• _Short problem_: Below are some entries. Output each one exactly as it appears.

-- START OF Exercise materials --

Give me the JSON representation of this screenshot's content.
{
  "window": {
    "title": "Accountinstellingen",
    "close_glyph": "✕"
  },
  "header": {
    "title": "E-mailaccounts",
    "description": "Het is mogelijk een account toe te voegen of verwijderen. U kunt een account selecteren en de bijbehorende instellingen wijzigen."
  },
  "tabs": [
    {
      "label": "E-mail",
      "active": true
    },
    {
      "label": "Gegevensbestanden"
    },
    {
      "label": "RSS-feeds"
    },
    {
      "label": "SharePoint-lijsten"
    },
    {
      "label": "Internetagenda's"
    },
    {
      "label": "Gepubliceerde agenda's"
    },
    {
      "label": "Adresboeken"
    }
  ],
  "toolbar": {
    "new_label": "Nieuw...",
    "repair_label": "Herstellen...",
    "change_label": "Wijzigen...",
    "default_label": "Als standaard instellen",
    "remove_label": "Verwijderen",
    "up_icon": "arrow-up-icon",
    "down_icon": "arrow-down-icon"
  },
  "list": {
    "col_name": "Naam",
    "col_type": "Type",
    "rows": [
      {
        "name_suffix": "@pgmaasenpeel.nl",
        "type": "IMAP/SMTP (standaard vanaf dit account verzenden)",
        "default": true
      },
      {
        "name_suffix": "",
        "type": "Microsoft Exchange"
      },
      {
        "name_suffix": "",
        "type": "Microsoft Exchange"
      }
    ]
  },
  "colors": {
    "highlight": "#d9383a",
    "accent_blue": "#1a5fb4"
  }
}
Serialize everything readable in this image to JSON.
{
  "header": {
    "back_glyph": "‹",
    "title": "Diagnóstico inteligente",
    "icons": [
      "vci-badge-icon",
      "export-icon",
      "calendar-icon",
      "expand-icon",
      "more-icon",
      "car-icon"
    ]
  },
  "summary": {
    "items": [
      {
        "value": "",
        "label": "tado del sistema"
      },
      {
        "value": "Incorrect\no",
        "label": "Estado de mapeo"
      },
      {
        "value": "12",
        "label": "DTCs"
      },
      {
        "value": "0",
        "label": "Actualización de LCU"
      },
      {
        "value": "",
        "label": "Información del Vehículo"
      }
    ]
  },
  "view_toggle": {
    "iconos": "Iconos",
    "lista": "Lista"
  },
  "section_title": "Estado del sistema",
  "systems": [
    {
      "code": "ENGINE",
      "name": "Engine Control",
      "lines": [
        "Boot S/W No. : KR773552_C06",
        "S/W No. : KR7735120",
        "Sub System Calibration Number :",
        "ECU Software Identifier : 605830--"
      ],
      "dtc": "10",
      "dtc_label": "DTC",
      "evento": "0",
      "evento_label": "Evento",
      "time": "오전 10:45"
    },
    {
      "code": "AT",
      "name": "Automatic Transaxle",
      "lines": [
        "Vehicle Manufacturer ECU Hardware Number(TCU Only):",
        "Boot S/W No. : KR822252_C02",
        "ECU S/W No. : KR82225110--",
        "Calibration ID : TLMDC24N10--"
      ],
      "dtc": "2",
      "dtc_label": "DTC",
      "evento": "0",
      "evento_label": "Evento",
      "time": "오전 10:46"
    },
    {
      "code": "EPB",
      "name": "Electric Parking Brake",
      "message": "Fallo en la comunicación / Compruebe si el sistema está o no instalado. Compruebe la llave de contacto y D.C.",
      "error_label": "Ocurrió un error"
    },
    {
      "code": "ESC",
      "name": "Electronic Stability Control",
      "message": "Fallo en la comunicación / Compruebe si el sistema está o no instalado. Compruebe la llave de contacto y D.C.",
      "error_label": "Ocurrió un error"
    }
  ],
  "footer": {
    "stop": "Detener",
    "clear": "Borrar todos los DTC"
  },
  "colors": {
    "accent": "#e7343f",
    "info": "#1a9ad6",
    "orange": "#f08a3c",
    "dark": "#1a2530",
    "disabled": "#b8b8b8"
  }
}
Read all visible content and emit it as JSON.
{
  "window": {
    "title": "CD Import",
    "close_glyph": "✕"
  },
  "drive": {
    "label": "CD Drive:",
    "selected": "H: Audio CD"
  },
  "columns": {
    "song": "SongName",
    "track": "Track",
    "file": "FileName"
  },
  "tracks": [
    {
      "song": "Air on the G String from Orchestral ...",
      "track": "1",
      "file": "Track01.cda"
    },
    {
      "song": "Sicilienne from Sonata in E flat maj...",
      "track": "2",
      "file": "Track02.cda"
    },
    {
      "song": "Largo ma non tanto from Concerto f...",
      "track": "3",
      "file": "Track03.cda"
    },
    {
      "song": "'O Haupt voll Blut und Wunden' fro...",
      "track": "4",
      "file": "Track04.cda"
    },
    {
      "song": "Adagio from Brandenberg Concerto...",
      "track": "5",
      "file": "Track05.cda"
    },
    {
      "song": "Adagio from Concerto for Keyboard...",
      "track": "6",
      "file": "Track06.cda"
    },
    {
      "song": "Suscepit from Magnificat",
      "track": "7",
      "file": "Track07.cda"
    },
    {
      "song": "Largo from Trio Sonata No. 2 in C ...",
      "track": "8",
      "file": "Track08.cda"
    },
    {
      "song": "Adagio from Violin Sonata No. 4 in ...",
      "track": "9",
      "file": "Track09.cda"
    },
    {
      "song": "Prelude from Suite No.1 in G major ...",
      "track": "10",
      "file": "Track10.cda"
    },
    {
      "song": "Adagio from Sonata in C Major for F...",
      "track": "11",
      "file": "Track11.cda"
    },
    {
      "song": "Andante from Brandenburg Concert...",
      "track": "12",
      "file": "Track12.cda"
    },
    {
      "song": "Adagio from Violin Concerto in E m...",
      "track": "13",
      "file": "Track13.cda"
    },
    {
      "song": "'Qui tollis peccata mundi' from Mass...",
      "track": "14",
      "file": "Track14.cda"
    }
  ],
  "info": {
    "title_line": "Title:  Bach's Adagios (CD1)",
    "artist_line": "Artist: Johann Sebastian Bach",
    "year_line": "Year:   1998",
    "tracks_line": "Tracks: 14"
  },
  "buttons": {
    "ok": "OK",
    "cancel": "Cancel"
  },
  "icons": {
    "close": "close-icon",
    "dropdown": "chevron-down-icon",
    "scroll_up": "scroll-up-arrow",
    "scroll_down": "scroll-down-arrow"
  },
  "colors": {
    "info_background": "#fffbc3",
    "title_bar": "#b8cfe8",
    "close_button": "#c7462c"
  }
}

-- END OF Exercise materials --

• _Response_:
Give me the JSON representation of this screenshot's content.
{
  "window": {
    "title": "Accountinstellingen",
    "close_glyph": "✕"
  },
  "header": {
    "title": "E-mailaccounts",
    "description": "Het is mogelijk een account toe te voegen of verwijderen. U kunt een account selecteren en de bijbehorende instellingen wijzigen."
  },
  "tabs": [
    {
      "label": "E-mail",
      "active": true
    },
    {
      "label": "Gegevensbestanden"
    },
    {
      "label": "RSS-feeds"
    },
    {
      "label": "SharePoint-lijsten"
    },
    {
      "label": "Internetagenda's"
    },
    {
      "label": "Gepubliceerde agenda's"
    },
    {
      "label": "Adresboeken"
    }
  ],
  "toolbar": {
    "new_label": "Nieuw...",
    "repair_label": "Herstellen...",
    "change_label": "Wijzigen...",
    "default_label": "Als standaard instellen",
    "remove_label": "Verwijderen",
    "up_icon": "arrow-up-icon",
    "down_icon": "arrow-down-icon"
  },
  "list": {
    "col_name": "Naam",
    "col_type": "Type",
    "rows": [
      {
        "name_suffix": "@pgmaasenpeel.nl",
        "type": "IMAP/SMTP (standaard vanaf dit account verzenden)",
        "default": true
      },
      {
        "name_suffix": "",
        "type": "Microsoft Exchange"
      },
      {
        "name_suffix": "",
        "type": "Microsoft Exchange"
      }
    ]
  },
  "colors": {
    "highlight": "#d9383a",
    "accent_blue": "#1a5fb4"
  }
}
Serialize everything readable in this image to JSON.
{
  "header": {
    "back_glyph": "‹",
    "title": "Diagnóstico inteligente",
    "icons": [
      "vci-badge-icon",
      "export-icon",
      "calendar-icon",
      "expand-icon",
      "more-icon",
      "car-icon"
    ]
  },
  "summary": {
    "items": [
      {
        "value": "",
        "label": "tado del sistema"
      },
      {
        "value": "Incorrect\no",
        "label": "Estado de mapeo"
      },
      {
        "value": "12",
        "label": "DTCs"
      },
      {
        "value": "0",
        "label": "Actualización de LCU"
      },
      {
        "value": "",
        "label": "Información del Vehículo"
      }
    ]
  },
  "view_toggle": {
    "iconos": "Iconos",
    "lista": "Lista"
  },
  "section_title": "Estado del sistema",
  "systems": [
    {
      "code": "ENGINE",
      "name": "Engine Control",
      "lines": [
        "Boot S/W No. : KR773552_C06",
        "S/W No. : KR7735120",
        "Sub System Calibration Number :",
        "ECU Software Identifier : 605830--"
      ],
      "dtc": "10",
      "dtc_label": "DTC",
      "evento": "0",
      "evento_label": "Evento",
      "time": "오전 10:45"
    },
    {
      "code": "AT",
      "name": "Automatic Transaxle",
      "lines": [
        "Vehicle Manufacturer ECU Hardware Number(TCU Only):",
        "Boot S/W No. : KR822252_C02",
        "ECU S/W No. : KR82225110--",
        "Calibration ID : TLMDC24N10--"
      ],
      "dtc": "2",
      "dtc_label": "DTC",
      "evento": "0",
      "evento_label": "Evento",
      "time": "오전 10:46"
    },
    {
      "code": "EPB",
      "name": "Electric Parking Brake",
      "message": "Fallo en la comunicación / Compruebe si el sistema está o no instalado. Compruebe la llave de contacto y D.C.",
      "error_label": "Ocurrió un error"
    },
    {
      "code": "ESC",
      "name": "Electronic Stability Control",
      "message": "Fallo en la comunicación / Compruebe si el sistema está o no instalado. Compruebe la llave de contacto y D.C.",
      "error_label": "Ocurrió un error"
    }
  ],
  "footer": {
    "stop": "Detener",
    "clear": "Borrar todos los DTC"
  },
  "colors": {
    "accent": "#e7343f",
    "info": "#1a9ad6",
    "orange": "#f08a3c",
    "dark": "#1a2530",
    "disabled": "#b8b8b8"
  }
}
Read all visible content and emit it as JSON.
{
  "window": {
    "title": "CD Import",
    "close_glyph": "✕"
  },
  "drive": {
    "label": "CD Drive:",
    "selected": "H: Audio CD"
  },
  "columns": {
    "song": "SongName",
    "track": "Track",
    "file": "FileName"
  },
  "tracks": [
    {
      "song": "Air on the G String from Orchestral ...",
      "track": "1",
      "file": "Track01.cda"
    },
    {
      "song": "Sicilienne from Sonata in E flat maj...",
      "track": "2",
      "file": "Track02.cda"
    },
    {
      "song": "Largo ma non tanto from Concerto f...",
      "track": "3",
      "file": "Track03.cda"
    },
    {
      "song": "'O Haupt voll Blut und Wunden' fro...",
      "track": "4",
      "file": "Track04.cda"
    },
    {
      "song": "Adagio from Brandenberg Concerto...",
      "track": "5",
      "file": "Track05.cda"
    },
    {
      "song": "Adagio from Concerto for Keyboard...",
      "track": "6",
      "file": "Track06.cda"
    },
    {
      "song": "Suscepit from Magnificat",
      "track": "7",
      "file": "Track07.cda"
    },
    {
      "song": "Largo from Trio Sonata No. 2 in C ...",
      "track": "8",
      "file": "Track08.cda"
    },
    {
      "song": "Adagio from Violin Sonata No. 4 in ...",
      "track": "9",
      "file": "Track09.cda"
    },
    {
      "song": "Prelude from Suite No.1 in G major ...",
      "track": "10",
      "file": "Track10.cda"
    },
    {
      "song": "Adagio from Sonata in C Major for F...",
      "track": "11",
      "file": "Track11.cda"
    },
    {
      "song": "Andante from Brandenburg Concert...",
      "track": "12",
      "file": "Track12.cda"
    },
    {
      "song": "Adagio from Violin Concerto in E m...",
      "track": "13",
      "file": "Track13.cda"
    },
    {
      "song": "'Qui tollis peccata mundi' from Mass...",
      "track": "14",
      "file": "Track14.cda"
    }
  ],
  "info": {
    "title_line": "Title:  Bach's Adagios (CD1)",
    "artist_line": "Artist: Johann Sebastian Bach",
    "year_line": "Year:   1998",
    "tracks_line": "Tracks: 14"
  },
  "buttons": {
    "ok": "OK",
    "cancel": "Cancel"
  },
  "icons": {
    "close": "close-icon",
    "dropdown": "chevron-down-icon",
    "scroll_up": "scroll-up-arrow",
    "scroll_down": "scroll-down-arrow"
  },
  "colors": {
    "info_background": "#fffbc3",
    "title_bar": "#b8cfe8",
    "close_button": "#c7462c"
  }
}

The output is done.